___ ITEMS ___

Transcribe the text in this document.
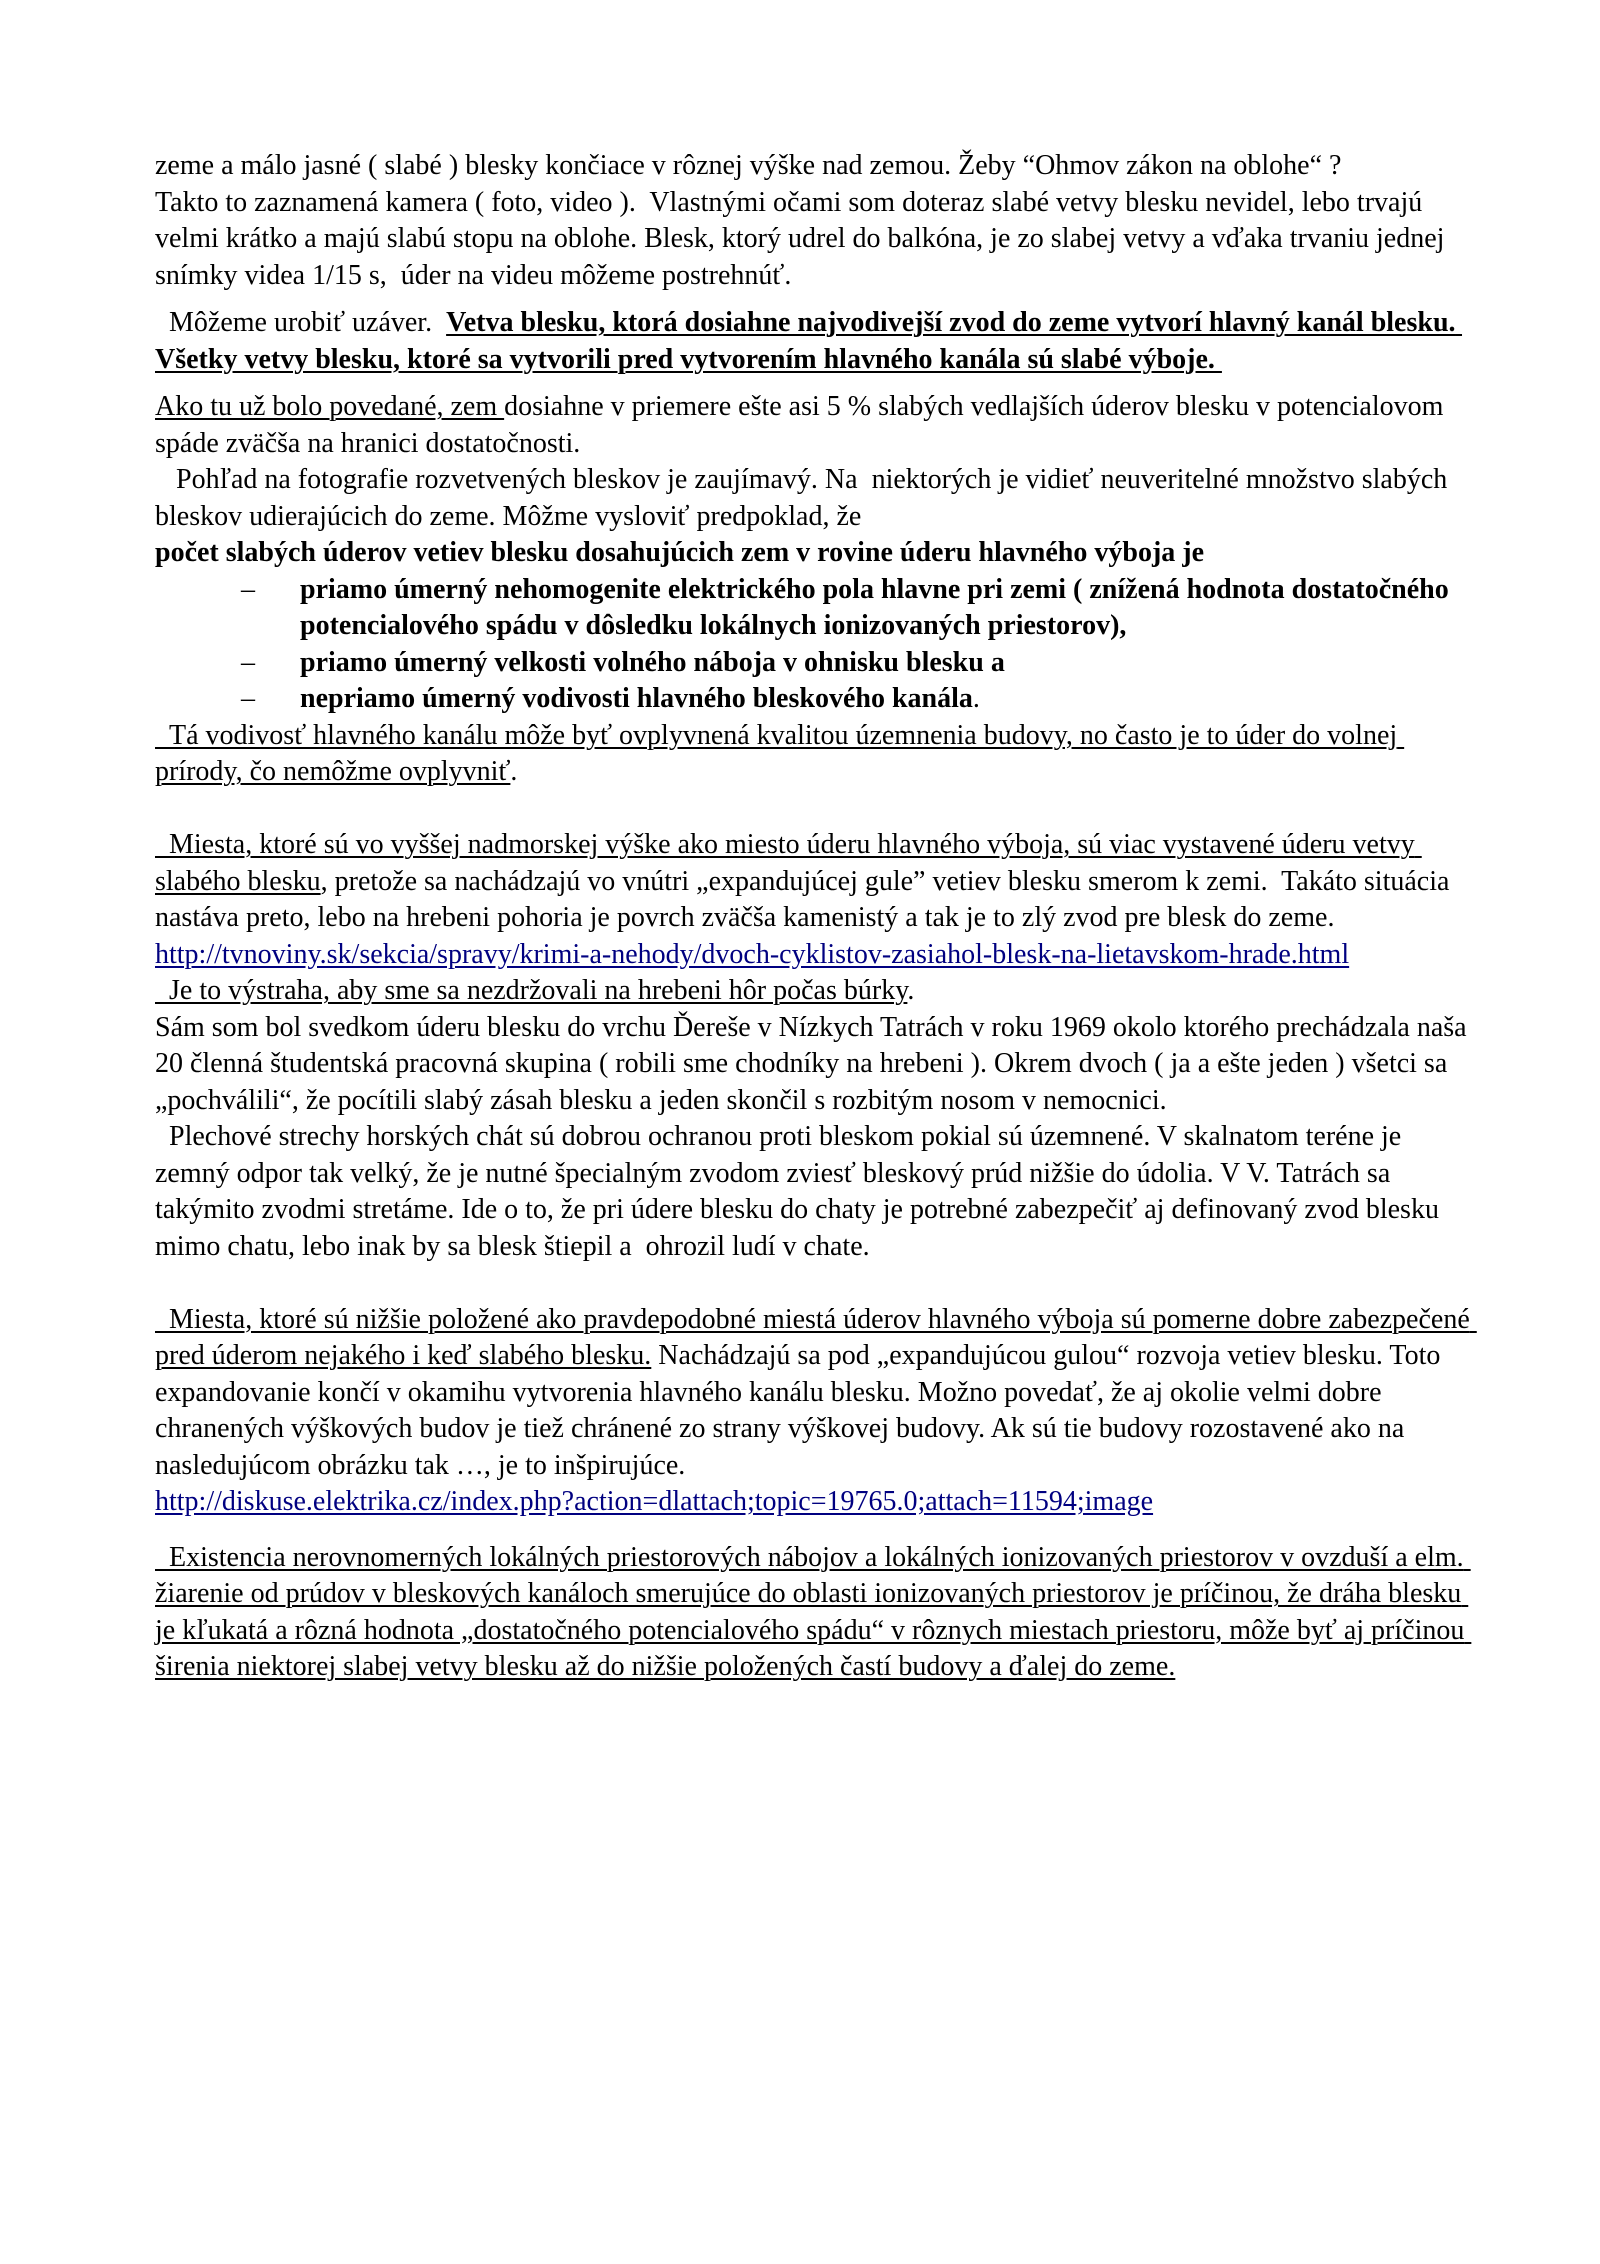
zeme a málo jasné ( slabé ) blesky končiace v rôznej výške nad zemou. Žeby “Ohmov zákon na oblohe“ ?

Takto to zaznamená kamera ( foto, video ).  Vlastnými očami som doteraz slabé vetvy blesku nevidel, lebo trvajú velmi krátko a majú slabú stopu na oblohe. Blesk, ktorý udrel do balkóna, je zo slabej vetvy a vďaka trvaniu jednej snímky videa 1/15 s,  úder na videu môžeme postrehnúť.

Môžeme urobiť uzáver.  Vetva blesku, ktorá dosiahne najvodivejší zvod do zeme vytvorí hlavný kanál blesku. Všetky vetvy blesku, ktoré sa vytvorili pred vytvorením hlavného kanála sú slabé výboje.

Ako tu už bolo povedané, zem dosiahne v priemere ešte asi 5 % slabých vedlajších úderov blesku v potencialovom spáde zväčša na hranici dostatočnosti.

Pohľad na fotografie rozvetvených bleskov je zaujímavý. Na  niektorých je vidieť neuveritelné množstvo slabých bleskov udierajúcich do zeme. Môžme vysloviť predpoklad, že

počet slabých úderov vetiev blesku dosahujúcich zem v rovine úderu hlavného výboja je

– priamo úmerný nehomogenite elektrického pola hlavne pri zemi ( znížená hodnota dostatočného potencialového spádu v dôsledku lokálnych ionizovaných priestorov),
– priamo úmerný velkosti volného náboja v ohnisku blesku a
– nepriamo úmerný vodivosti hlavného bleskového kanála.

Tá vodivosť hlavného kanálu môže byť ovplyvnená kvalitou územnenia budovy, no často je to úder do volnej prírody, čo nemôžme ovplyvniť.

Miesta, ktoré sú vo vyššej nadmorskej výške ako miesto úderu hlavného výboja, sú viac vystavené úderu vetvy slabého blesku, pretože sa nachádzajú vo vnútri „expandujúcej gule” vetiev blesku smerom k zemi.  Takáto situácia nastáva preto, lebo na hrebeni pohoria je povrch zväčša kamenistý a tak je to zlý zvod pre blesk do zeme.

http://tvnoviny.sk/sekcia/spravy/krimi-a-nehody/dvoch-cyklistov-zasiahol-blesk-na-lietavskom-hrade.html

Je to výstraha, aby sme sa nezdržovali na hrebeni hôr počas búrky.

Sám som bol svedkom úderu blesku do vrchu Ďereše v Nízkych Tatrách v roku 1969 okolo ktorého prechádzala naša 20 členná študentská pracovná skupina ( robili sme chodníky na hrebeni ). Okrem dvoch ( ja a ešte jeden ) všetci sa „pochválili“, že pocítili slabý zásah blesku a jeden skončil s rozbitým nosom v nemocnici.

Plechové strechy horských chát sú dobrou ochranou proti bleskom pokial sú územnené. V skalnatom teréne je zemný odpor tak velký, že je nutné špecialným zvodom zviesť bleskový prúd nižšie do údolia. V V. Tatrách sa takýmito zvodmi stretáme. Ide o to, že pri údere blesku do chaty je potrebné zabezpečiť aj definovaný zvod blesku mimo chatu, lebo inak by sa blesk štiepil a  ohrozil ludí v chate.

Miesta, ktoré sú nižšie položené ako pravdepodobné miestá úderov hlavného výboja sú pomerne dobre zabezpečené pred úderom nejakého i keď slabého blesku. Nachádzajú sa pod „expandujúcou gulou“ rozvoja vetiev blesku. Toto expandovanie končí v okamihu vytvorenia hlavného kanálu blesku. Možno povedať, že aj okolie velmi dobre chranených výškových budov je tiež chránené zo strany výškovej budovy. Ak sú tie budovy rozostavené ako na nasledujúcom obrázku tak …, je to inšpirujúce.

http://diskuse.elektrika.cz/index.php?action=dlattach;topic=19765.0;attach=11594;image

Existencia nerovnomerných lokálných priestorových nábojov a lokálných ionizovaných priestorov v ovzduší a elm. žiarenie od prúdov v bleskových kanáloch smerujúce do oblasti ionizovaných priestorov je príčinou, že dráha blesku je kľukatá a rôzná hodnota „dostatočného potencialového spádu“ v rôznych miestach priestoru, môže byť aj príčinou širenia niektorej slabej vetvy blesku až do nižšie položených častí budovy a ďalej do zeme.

___

_INSTRUCTIONS TO FOLLOW:_
Transcribe the material as is, with images omitted.

_TASK SOLUTION:_
Transcribe the text in this document.
zeme a málo jasné ( slabé ) blesky končiace v rôznej výške nad zemou. Žeby “Ohmov zákon na oblohe“ ?

Takto to zaznamená kamera ( foto, video ).  Vlastnými očami som doteraz slabé vetvy blesku nevidel, lebo trvajú velmi krátko a majú slabú stopu na oblohe. Blesk, ktorý udrel do balkóna, je zo slabej vetvy a vďaka trvaniu jednej snímky videa 1/15 s,  úder na videu môžeme postrehnúť.

Môžeme urobiť uzáver.  Vetva blesku, ktorá dosiahne najvodivejší zvod do zeme vytvorí hlavný kanál blesku. Všetky vetvy blesku, ktoré sa vytvorili pred vytvorením hlavného kanála sú slabé výboje.

Ako tu už bolo povedané, zem dosiahne v priemere ešte asi 5 % slabých vedlajších úderov blesku v potencialovom spáde zväčša na hranici dostatočnosti.

Pohľad na fotografie rozvetvených bleskov je zaujímavý. Na  niektorých je vidieť neuveritelné množstvo slabých bleskov udierajúcich do zeme. Môžme vysloviť predpoklad, že

počet slabých úderov vetiev blesku dosahujúcich zem v rovine úderu hlavného výboja je

– priamo úmerný nehomogenite elektrického pola hlavne pri zemi ( znížená hodnota dostatočného potencialového spádu v dôsledku lokálnych ionizovaných priestorov),
– priamo úmerný velkosti volného náboja v ohnisku blesku a
– nepriamo úmerný vodivosti hlavného bleskového kanála.

Tá vodivosť hlavného kanálu môže byť ovplyvnená kvalitou územnenia budovy, no často je to úder do volnej prírody, čo nemôžme ovplyvniť.

Miesta, ktoré sú vo vyššej nadmorskej výške ako miesto úderu hlavného výboja, sú viac vystavené úderu vetvy slabého blesku, pretože sa nachádzajú vo vnútri „expandujúcej gule” vetiev blesku smerom k zemi.  Takáto situácia nastáva preto, lebo na hrebeni pohoria je povrch zväčša kamenistý a tak je to zlý zvod pre blesk do zeme.

http://tvnoviny.sk/sekcia/spravy/krimi-a-nehody/dvoch-cyklistov-zasiahol-blesk-na-lietavskom-hrade.html

Je to výstraha, aby sme sa nezdržovali na hrebeni hôr počas búrky.

Sám som bol svedkom úderu blesku do vrchu Ďereše v Nízkych Tatrách v roku 1969 okolo ktorého prechádzala naša 20 členná študentská pracovná skupina ( robili sme chodníky na hrebeni ). Okrem dvoch ( ja a ešte jeden ) všetci sa „pochválili“, že pocítili slabý zásah blesku a jeden skončil s rozbitým nosom v nemocnici.

Plechové strechy horských chát sú dobrou ochranou proti bleskom pokial sú územnené. V skalnatom teréne je zemný odpor tak velký, že je nutné špecialným zvodom zviesť bleskový prúd nižšie do údolia. V V. Tatrách sa takýmito zvodmi stretáme. Ide o to, že pri údere blesku do chaty je potrebné zabezpečiť aj definovaný zvod blesku mimo chatu, lebo inak by sa blesk štiepil a  ohrozil ludí v chate.

Miesta, ktoré sú nižšie položené ako pravdepodobné miestá úderov hlavného výboja sú pomerne dobre zabezpečené pred úderom nejakého i keď slabého blesku. Nachádzajú sa pod „expandujúcou gulou“ rozvoja vetiev blesku. Toto expandovanie končí v okamihu vytvorenia hlavného kanálu blesku. Možno povedať, že aj okolie velmi dobre chranených výškových budov je tiež chránené zo strany výškovej budovy. Ak sú tie budovy rozostavené ako na nasledujúcom obrázku tak …, je to inšpirujúce.

http://diskuse.elektrika.cz/index.php?action=dlattach;topic=19765.0;attach=11594;image

Existencia nerovnomerných lokálných priestorových nábojov a lokálných ionizovaných priestorov v ovzduší a elm. žiarenie od prúdov v bleskových kanáloch smerujúce do oblasti ionizovaných priestorov je príčinou, že dráha blesku je kľukatá a rôzná hodnota „dostatočného potencialového spádu“ v rôznych miestach priestoru, môže byť aj príčinou širenia niektorej slabej vetvy blesku až do nižšie položených častí budovy a ďalej do zeme.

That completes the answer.